What to produce: Leave the pictures out. Return all other data exactly.

Rows from a dataset
* * *

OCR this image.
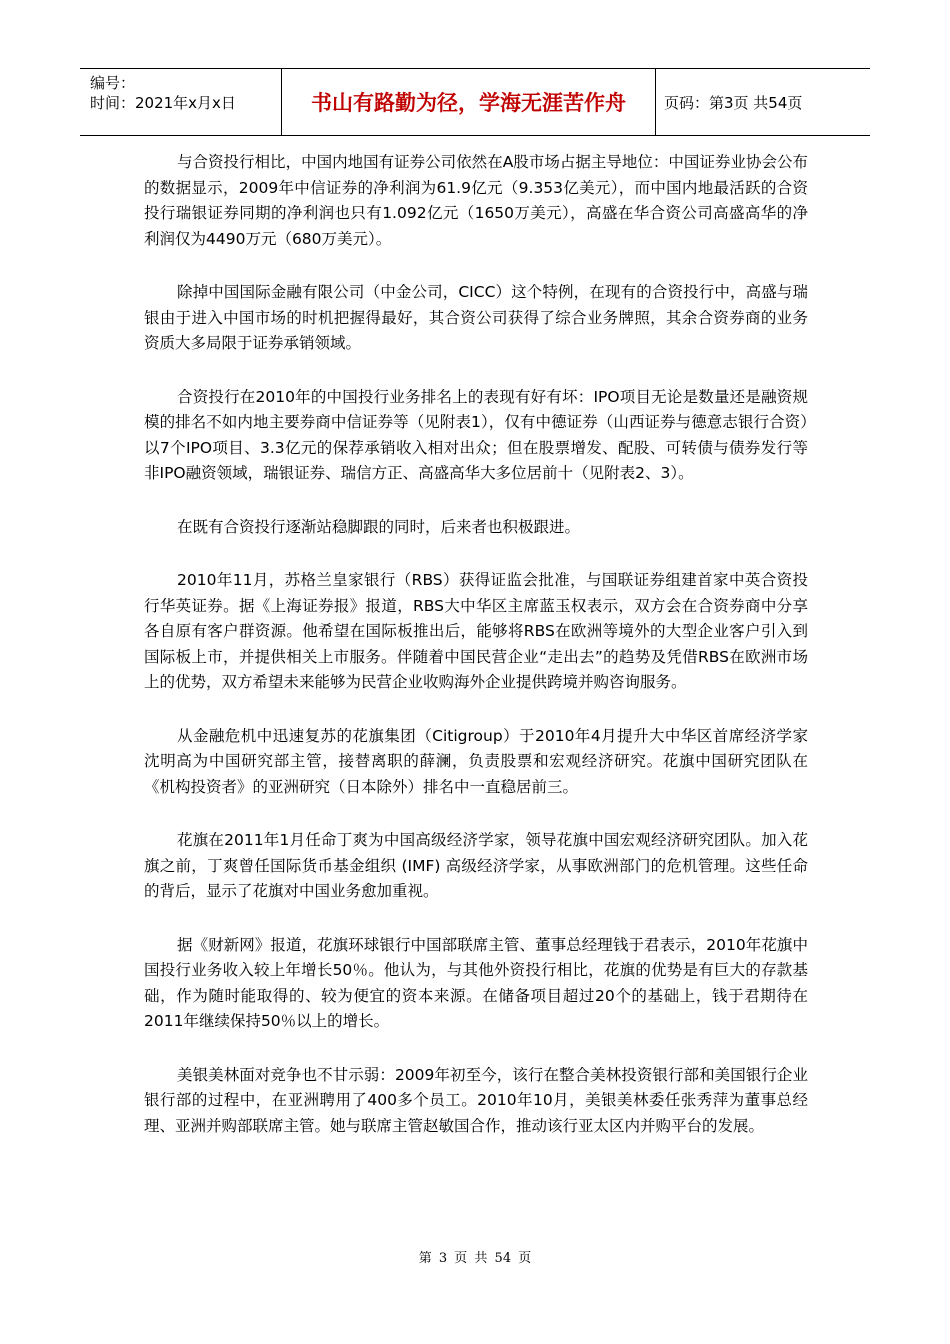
编号：
时间：2021年x月x日	书山有路勤为径，学海无涯苦作舟	页码：第3页 共54页

与合资投行相比，中国内地国有证券公司依然在A股市场占据主导地位：中国证券业协会公布的数据显示，2009年中信证券的净利润为61.9亿元（9.353亿美元），而中国内地最活跃的合资投行瑞银证券同期的净利润也只有1.092亿元（1650万美元），高盛在华合资公司高盛高华的净利润仅为4490万元（680万美元）。

除掉中国国际金融有限公司（中金公司，CICC）这个特例，在现有的合资投行中，高盛与瑞银由于进入中国市场的时机把握得最好，其合资公司获得了综合业务牌照，其余合资券商的业务资质大多局限于证券承销领域。

合资投行在2010年的中国投行业务排名上的表现有好有坏：IPO项目无论是数量还是融资规模的排名不如内地主要券商中信证券等（见附表1），仅有中德证券（山西证券与德意志银行合资）以7个IPO项目、3.3亿元的保荐承销收入相对出众；但在股票增发、配股、可转债与债券发行等非IPO融资领域，瑞银证券、瑞信方正、高盛高华大多位居前十（见附表2、3）。

在既有合资投行逐渐站稳脚跟的同时，后来者也积极跟进。

2010年11月，苏格兰皇家银行（RBS）获得证监会批准，与国联证券组建首家中英合资投行华英证券。据《上海证券报》报道，RBS大中华区主席蓝玉权表示，双方会在合资券商中分享各自原有客户群资源。他希望在国际板推出后，能够将RBS在欧洲等境外的大型企业客户引入到国际板上市，并提供相关上市服务。伴随着中国民营企业“走出去”的趋势及凭借RBS在欧洲市场上的优势，双方希望未来能够为民营企业收购海外企业提供跨境并购咨询服务。

从金融危机中迅速复苏的花旗集团（Citigroup）于2010年4月提升大中华区首席经济学家沈明高为中国研究部主管，接替离职的薛澜，负责股票和宏观经济研究。花旗中国研究团队在《机构投资者》的亚洲研究（日本除外）排名中一直稳居前三。

花旗在2011年1月任命丁爽为中国高级经济学家，领导花旗中国宏观经济研究团队。加入花旗之前，丁爽曾任国际货币基金组织 (IMF) 高级经济学家，从事欧洲部门的危机管理。这些任命的背后，显示了花旗对中国业务愈加重视。

据《财新网》报道，花旗环球银行中国部联席主管、董事总经理钱于君表示，2010年花旗中国投行业务收入较上年增长50％。他认为，与其他外资投行相比，花旗的优势是有巨大的存款基础，作为随时能取得的、较为便宜的资本来源。在储备项目超过20个的基础上，钱于君期待在2011年继续保持50％以上的增长。

美银美林面对竞争也不甘示弱：2009年初至今，该行在整合美林投资银行部和美国银行企业银行部的过程中，在亚洲聘用了400多个员工。2010年10月，美银美林委任张秀萍为董事总经理、亚洲并购部联席主管。她与联席主管赵敏国合作，推动该行亚太区内并购平台的发展。

第 3 页 共 54 页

* * *

Solution to this problem:
OCR this image.
编号：
时间：2021年x月x日	书山有路勤为径，学海无涯苦作舟	页码：第3页 共54页

与合资投行相比，中国内地国有证券公司依然在A股市场占据主导地位：中国证券业协会公布的数据显示，2009年中信证券的净利润为61.9亿元（9.353亿美元），而中国内地最活跃的合资投行瑞银证券同期的净利润也只有1.092亿元（1650万美元），高盛在华合资公司高盛高华的净利润仅为4490万元（680万美元）。

除掉中国国际金融有限公司（中金公司，CICC）这个特例，在现有的合资投行中，高盛与瑞银由于进入中国市场的时机把握得最好，其合资公司获得了综合业务牌照，其余合资券商的业务资质大多局限于证券承销领域。

合资投行在2010年的中国投行业务排名上的表现有好有坏：IPO项目无论是数量还是融资规模的排名不如内地主要券商中信证券等（见附表1），仅有中德证券（山西证券与德意志银行合资）以7个IPO项目、3.3亿元的保荐承销收入相对出众；但在股票增发、配股、可转债与债券发行等非IPO融资领域，瑞银证券、瑞信方正、高盛高华大多位居前十（见附表2、3）。

在既有合资投行逐渐站稳脚跟的同时，后来者也积极跟进。

2010年11月，苏格兰皇家银行（RBS）获得证监会批准，与国联证券组建首家中英合资投行华英证券。据《上海证券报》报道，RBS大中华区主席蓝玉权表示，双方会在合资券商中分享各自原有客户群资源。他希望在国际板推出后，能够将RBS在欧洲等境外的大型企业客户引入到国际板上市，并提供相关上市服务。伴随着中国民营企业“走出去”的趋势及凭借RBS在欧洲市场上的优势，双方希望未来能够为民营企业收购海外企业提供跨境并购咨询服务。

从金融危机中迅速复苏的花旗集团（Citigroup）于2010年4月提升大中华区首席经济学家沈明高为中国研究部主管，接替离职的薛澜，负责股票和宏观经济研究。花旗中国研究团队在《机构投资者》的亚洲研究（日本除外）排名中一直稳居前三。

花旗在2011年1月任命丁爽为中国高级经济学家，领导花旗中国宏观经济研究团队。加入花旗之前，丁爽曾任国际货币基金组织 (IMF) 高级经济学家，从事欧洲部门的危机管理。这些任命的背后，显示了花旗对中国业务愈加重视。

据《财新网》报道，花旗环球银行中国部联席主管、董事总经理钱于君表示，2010年花旗中国投行业务收入较上年增长50％。他认为，与其他外资投行相比，花旗的优势是有巨大的存款基础，作为随时能取得的、较为便宜的资本来源。在储备项目超过20个的基础上，钱于君期待在2011年继续保持50％以上的增长。

美银美林面对竞争也不甘示弱：2009年初至今，该行在整合美林投资银行部和美国银行企业银行部的过程中，在亚洲聘用了400多个员工。2010年10月，美银美林委任张秀萍为董事总经理、亚洲并购部联席主管。她与联席主管赵敏国合作，推动该行亚太区内并购平台的发展。

第 3 页 共 54 页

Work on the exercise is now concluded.